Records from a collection
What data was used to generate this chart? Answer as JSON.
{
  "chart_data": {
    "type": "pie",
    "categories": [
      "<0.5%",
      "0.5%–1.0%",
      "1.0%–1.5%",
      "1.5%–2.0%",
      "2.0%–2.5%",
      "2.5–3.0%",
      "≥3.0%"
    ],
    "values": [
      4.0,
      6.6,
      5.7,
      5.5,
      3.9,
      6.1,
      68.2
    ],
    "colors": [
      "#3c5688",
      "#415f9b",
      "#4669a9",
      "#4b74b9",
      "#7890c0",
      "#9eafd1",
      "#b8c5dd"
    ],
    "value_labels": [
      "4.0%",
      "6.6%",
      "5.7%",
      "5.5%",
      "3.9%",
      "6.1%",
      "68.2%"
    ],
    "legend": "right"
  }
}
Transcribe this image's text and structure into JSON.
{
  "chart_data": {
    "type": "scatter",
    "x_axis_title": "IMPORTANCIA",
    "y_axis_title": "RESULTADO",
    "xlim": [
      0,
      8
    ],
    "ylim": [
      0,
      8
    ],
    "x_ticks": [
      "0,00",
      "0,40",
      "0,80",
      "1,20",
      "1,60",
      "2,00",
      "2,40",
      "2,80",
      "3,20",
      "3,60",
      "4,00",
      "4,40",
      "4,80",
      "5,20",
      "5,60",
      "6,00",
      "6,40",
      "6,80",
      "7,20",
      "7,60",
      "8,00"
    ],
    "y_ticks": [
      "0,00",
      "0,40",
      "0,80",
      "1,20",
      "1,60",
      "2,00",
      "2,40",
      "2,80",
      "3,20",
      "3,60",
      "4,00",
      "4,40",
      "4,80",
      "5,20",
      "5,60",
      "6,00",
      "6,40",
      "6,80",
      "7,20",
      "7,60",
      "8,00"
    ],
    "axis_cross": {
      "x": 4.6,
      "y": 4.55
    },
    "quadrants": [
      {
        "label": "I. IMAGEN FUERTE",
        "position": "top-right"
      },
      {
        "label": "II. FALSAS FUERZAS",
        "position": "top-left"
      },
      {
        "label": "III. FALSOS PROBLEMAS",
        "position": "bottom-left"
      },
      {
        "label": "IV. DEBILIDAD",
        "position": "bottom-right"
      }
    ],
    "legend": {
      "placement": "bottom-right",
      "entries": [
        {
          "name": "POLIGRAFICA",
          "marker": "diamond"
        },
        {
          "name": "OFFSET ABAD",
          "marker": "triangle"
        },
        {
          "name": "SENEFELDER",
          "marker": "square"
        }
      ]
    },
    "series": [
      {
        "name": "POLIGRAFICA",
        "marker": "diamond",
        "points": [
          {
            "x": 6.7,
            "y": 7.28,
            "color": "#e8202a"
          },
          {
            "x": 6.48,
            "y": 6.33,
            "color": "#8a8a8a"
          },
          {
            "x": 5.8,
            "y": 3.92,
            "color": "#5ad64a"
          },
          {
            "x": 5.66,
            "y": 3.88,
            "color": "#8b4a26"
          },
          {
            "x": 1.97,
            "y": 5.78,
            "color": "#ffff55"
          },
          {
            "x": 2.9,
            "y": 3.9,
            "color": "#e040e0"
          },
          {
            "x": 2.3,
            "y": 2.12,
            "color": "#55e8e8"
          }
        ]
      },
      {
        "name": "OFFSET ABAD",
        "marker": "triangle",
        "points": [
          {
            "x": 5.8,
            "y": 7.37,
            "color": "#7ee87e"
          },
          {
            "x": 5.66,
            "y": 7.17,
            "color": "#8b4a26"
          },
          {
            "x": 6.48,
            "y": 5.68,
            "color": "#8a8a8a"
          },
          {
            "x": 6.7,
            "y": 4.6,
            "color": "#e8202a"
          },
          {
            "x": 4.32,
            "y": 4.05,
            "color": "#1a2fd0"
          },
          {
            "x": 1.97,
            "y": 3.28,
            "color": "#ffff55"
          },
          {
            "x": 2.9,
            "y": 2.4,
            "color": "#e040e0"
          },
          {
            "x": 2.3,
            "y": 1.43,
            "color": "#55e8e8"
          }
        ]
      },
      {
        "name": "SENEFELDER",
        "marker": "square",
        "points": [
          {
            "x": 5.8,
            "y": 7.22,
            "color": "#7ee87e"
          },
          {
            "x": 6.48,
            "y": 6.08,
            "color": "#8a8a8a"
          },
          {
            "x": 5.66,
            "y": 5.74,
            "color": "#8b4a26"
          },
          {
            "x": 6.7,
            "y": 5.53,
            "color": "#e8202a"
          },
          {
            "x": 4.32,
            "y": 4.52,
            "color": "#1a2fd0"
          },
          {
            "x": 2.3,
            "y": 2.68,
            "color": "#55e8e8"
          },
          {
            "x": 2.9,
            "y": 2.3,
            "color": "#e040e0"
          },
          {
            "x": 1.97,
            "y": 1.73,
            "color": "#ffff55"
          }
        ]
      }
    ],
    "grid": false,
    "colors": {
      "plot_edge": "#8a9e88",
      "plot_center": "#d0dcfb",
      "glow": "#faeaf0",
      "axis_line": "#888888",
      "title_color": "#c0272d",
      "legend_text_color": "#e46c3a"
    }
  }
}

» TASK PROMPT
Repeat the entries exactly, all of them.

» ANSWER IN FULL
What data was used to generate this chart? Answer as JSON.
{
  "chart_data": {
    "type": "pie",
    "categories": [
      "<0.5%",
      "0.5%–1.0%",
      "1.0%–1.5%",
      "1.5%–2.0%",
      "2.0%–2.5%",
      "2.5–3.0%",
      "≥3.0%"
    ],
    "values": [
      4.0,
      6.6,
      5.7,
      5.5,
      3.9,
      6.1,
      68.2
    ],
    "colors": [
      "#3c5688",
      "#415f9b",
      "#4669a9",
      "#4b74b9",
      "#7890c0",
      "#9eafd1",
      "#b8c5dd"
    ],
    "value_labels": [
      "4.0%",
      "6.6%",
      "5.7%",
      "5.5%",
      "3.9%",
      "6.1%",
      "68.2%"
    ],
    "legend": "right"
  }
}
Transcribe this image's text and structure into JSON.
{
  "chart_data": {
    "type": "scatter",
    "x_axis_title": "IMPORTANCIA",
    "y_axis_title": "RESULTADO",
    "xlim": [
      0,
      8
    ],
    "ylim": [
      0,
      8
    ],
    "x_ticks": [
      "0,00",
      "0,40",
      "0,80",
      "1,20",
      "1,60",
      "2,00",
      "2,40",
      "2,80",
      "3,20",
      "3,60",
      "4,00",
      "4,40",
      "4,80",
      "5,20",
      "5,60",
      "6,00",
      "6,40",
      "6,80",
      "7,20",
      "7,60",
      "8,00"
    ],
    "y_ticks": [
      "0,00",
      "0,40",
      "0,80",
      "1,20",
      "1,60",
      "2,00",
      "2,40",
      "2,80",
      "3,20",
      "3,60",
      "4,00",
      "4,40",
      "4,80",
      "5,20",
      "5,60",
      "6,00",
      "6,40",
      "6,80",
      "7,20",
      "7,60",
      "8,00"
    ],
    "axis_cross": {
      "x": 4.6,
      "y": 4.55
    },
    "quadrants": [
      {
        "label": "I. IMAGEN FUERTE",
        "position": "top-right"
      },
      {
        "label": "II. FALSAS FUERZAS",
        "position": "top-left"
      },
      {
        "label": "III. FALSOS PROBLEMAS",
        "position": "bottom-left"
      },
      {
        "label": "IV. DEBILIDAD",
        "position": "bottom-right"
      }
    ],
    "legend": {
      "placement": "bottom-right",
      "entries": [
        {
          "name": "POLIGRAFICA",
          "marker": "diamond"
        },
        {
          "name": "OFFSET ABAD",
          "marker": "triangle"
        },
        {
          "name": "SENEFELDER",
          "marker": "square"
        }
      ]
    },
    "series": [
      {
        "name": "POLIGRAFICA",
        "marker": "diamond",
        "points": [
          {
            "x": 6.7,
            "y": 7.28,
            "color": "#e8202a"
          },
          {
            "x": 6.48,
            "y": 6.33,
            "color": "#8a8a8a"
          },
          {
            "x": 5.8,
            "y": 3.92,
            "color": "#5ad64a"
          },
          {
            "x": 5.66,
            "y": 3.88,
            "color": "#8b4a26"
          },
          {
            "x": 1.97,
            "y": 5.78,
            "color": "#ffff55"
          },
          {
            "x": 2.9,
            "y": 3.9,
            "color": "#e040e0"
          },
          {
            "x": 2.3,
            "y": 2.12,
            "color": "#55e8e8"
          }
        ]
      },
      {
        "name": "OFFSET ABAD",
        "marker": "triangle",
        "points": [
          {
            "x": 5.8,
            "y": 7.37,
            "color": "#7ee87e"
          },
          {
            "x": 5.66,
            "y": 7.17,
            "color": "#8b4a26"
          },
          {
            "x": 6.48,
            "y": 5.68,
            "color": "#8a8a8a"
          },
          {
            "x": 6.7,
            "y": 4.6,
            "color": "#e8202a"
          },
          {
            "x": 4.32,
            "y": 4.05,
            "color": "#1a2fd0"
          },
          {
            "x": 1.97,
            "y": 3.28,
            "color": "#ffff55"
          },
          {
            "x": 2.9,
            "y": 2.4,
            "color": "#e040e0"
          },
          {
            "x": 2.3,
            "y": 1.43,
            "color": "#55e8e8"
          }
        ]
      },
      {
        "name": "SENEFELDER",
        "marker": "square",
        "points": [
          {
            "x": 5.8,
            "y": 7.22,
            "color": "#7ee87e"
          },
          {
            "x": 6.48,
            "y": 6.08,
            "color": "#8a8a8a"
          },
          {
            "x": 5.66,
            "y": 5.74,
            "color": "#8b4a26"
          },
          {
            "x": 6.7,
            "y": 5.53,
            "color": "#e8202a"
          },
          {
            "x": 4.32,
            "y": 4.52,
            "color": "#1a2fd0"
          },
          {
            "x": 2.3,
            "y": 2.68,
            "color": "#55e8e8"
          },
          {
            "x": 2.9,
            "y": 2.3,
            "color": "#e040e0"
          },
          {
            "x": 1.97,
            "y": 1.73,
            "color": "#ffff55"
          }
        ]
      }
    ],
    "grid": false,
    "colors": {
      "plot_edge": "#8a9e88",
      "plot_center": "#d0dcfb",
      "glow": "#faeaf0",
      "axis_line": "#888888",
      "title_color": "#c0272d",
      "legend_text_color": "#e46c3a"
    }
  }
}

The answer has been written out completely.